Given task: In the data that follows, find the line containing "OCR this image."; then quote that line and every line after it, exactly, through the last one.

** BEGIN Records supplied **

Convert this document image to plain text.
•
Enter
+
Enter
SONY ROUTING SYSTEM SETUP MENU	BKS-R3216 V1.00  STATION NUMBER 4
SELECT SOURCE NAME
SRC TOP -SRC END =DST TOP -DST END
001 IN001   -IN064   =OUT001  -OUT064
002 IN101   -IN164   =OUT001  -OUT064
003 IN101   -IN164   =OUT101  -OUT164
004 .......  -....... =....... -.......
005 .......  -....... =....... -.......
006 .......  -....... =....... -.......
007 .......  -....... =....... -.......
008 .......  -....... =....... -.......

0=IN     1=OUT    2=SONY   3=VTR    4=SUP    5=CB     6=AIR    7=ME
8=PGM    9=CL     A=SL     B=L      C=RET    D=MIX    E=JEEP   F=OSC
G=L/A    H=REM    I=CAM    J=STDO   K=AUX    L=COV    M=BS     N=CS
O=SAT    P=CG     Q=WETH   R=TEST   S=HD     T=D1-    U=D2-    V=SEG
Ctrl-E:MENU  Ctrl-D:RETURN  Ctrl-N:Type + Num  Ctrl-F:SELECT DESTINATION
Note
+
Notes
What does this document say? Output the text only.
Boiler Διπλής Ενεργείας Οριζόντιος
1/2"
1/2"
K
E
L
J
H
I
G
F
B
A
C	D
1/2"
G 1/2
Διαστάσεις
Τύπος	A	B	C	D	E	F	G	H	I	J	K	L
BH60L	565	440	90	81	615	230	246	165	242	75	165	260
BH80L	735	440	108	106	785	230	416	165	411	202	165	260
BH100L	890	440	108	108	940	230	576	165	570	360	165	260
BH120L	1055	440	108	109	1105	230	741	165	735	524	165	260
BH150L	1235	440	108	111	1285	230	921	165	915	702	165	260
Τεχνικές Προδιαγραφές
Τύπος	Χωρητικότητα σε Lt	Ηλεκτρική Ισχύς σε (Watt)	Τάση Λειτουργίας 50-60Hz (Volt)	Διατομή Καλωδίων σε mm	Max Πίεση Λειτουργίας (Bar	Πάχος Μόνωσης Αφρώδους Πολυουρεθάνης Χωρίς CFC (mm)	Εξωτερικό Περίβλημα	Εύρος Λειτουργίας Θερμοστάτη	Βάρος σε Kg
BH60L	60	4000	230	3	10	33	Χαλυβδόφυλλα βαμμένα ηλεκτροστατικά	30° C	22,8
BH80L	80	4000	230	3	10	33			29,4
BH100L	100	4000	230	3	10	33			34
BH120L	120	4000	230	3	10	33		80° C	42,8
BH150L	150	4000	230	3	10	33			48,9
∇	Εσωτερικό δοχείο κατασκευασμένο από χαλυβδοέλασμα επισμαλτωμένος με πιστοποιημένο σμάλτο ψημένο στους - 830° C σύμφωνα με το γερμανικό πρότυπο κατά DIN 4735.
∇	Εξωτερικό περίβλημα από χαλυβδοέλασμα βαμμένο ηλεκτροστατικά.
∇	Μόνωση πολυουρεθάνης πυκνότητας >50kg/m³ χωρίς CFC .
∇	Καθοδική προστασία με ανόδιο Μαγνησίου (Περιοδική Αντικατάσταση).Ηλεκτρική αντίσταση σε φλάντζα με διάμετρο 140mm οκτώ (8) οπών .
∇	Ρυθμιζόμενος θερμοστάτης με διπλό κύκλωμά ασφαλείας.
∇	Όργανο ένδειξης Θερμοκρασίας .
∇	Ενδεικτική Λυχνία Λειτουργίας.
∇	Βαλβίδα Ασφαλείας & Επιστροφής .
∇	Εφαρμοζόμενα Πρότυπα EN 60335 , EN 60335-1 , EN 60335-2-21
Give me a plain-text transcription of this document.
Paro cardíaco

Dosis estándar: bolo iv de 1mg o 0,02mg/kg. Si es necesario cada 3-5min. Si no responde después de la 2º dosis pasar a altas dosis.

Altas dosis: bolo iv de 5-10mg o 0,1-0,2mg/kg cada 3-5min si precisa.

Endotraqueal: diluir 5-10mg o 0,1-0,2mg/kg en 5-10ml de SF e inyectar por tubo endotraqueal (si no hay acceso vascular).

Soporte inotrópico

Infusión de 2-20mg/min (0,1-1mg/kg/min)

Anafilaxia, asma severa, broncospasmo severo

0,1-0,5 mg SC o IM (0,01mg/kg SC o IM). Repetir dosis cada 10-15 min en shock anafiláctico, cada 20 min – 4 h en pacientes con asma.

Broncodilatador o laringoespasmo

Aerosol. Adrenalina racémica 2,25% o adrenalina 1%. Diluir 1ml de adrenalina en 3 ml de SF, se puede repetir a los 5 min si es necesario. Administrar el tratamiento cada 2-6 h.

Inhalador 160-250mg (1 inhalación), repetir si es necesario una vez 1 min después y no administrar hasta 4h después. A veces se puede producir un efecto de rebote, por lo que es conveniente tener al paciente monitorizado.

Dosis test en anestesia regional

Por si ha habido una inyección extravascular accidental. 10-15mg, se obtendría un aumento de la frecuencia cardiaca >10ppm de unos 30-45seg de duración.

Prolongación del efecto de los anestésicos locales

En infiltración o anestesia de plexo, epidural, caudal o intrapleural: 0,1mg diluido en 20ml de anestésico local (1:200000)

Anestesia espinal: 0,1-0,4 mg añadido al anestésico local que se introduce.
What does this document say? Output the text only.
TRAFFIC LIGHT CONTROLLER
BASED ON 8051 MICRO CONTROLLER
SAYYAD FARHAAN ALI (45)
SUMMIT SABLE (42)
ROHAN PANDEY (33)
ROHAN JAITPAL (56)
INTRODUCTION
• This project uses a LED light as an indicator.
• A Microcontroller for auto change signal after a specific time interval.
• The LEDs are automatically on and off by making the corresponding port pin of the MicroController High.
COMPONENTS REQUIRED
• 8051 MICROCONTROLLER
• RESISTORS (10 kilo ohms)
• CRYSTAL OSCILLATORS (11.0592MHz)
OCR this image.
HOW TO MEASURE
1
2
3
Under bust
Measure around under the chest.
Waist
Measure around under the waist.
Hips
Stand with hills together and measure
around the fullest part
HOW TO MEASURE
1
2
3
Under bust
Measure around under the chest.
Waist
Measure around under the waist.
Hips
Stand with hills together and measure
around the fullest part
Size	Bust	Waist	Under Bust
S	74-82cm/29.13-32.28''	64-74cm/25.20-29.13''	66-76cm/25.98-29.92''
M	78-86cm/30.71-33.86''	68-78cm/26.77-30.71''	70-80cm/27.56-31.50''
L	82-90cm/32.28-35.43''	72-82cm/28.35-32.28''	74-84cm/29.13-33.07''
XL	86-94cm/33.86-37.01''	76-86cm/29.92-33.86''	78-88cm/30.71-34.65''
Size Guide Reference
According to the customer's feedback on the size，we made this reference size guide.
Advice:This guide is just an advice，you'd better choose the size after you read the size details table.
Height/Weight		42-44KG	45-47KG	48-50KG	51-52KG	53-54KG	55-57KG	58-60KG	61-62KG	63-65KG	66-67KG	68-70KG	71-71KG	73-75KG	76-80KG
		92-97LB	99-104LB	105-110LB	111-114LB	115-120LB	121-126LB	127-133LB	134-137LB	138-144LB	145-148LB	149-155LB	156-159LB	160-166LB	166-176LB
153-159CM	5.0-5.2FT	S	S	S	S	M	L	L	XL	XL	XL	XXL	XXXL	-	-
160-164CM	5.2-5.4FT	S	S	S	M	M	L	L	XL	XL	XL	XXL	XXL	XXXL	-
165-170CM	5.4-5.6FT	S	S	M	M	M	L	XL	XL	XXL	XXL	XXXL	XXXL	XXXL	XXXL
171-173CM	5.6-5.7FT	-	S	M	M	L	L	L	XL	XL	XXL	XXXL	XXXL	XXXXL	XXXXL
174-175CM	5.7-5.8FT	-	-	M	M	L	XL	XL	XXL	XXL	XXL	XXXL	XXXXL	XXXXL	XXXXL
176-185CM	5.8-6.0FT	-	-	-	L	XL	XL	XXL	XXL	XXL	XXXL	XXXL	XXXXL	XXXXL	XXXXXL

** END Records supplied **

Task response:
OCR this image.
HOW TO MEASURE
1
2
3
Under bust
Measure around under the chest.
Waist
Measure around under the waist.
Hips
Stand with hills together and measure
around the fullest part
HOW TO MEASURE
1
2
3
Under bust
Measure around under the chest.
Waist
Measure around under the waist.
Hips
Stand with hills together and measure
around the fullest part
Size	Bust	Waist	Under Bust
S	74-82cm/29.13-32.28''	64-74cm/25.20-29.13''	66-76cm/25.98-29.92''
M	78-86cm/30.71-33.86''	68-78cm/26.77-30.71''	70-80cm/27.56-31.50''
L	82-90cm/32.28-35.43''	72-82cm/28.35-32.28''	74-84cm/29.13-33.07''
XL	86-94cm/33.86-37.01''	76-86cm/29.92-33.86''	78-88cm/30.71-34.65''
Size Guide Reference
According to the customer's feedback on the size，we made this reference size guide.
Advice:This guide is just an advice，you'd better choose the size after you read the size details table.
Height/Weight		42-44KG	45-47KG	48-50KG	51-52KG	53-54KG	55-57KG	58-60KG	61-62KG	63-65KG	66-67KG	68-70KG	71-71KG	73-75KG	76-80KG
		92-97LB	99-104LB	105-110LB	111-114LB	115-120LB	121-126LB	127-133LB	134-137LB	138-144LB	145-148LB	149-155LB	156-159LB	160-166LB	166-176LB
153-159CM	5.0-5.2FT	S	S	S	S	M	L	L	XL	XL	XL	XXL	XXXL	-	-
160-164CM	5.2-5.4FT	S	S	S	M	M	L	L	XL	XL	XL	XXL	XXL	XXXL	-
165-170CM	5.4-5.6FT	S	S	M	M	M	L	XL	XL	XXL	XXL	XXXL	XXXL	XXXL	XXXL
171-173CM	5.6-5.7FT	-	S	M	M	L	L	L	XL	XL	XXL	XXXL	XXXL	XXXXL	XXXXL
174-175CM	5.7-5.8FT	-	-	M	M	L	XL	XL	XXL	XXL	XXL	XXXL	XXXXL	XXXXL	XXXXL
176-185CM	5.8-6.0FT	-	-	-	L	XL	XL	XXL	XXL	XXL	XXXL	XXXL	XXXXL	XXXXL	XXXXXL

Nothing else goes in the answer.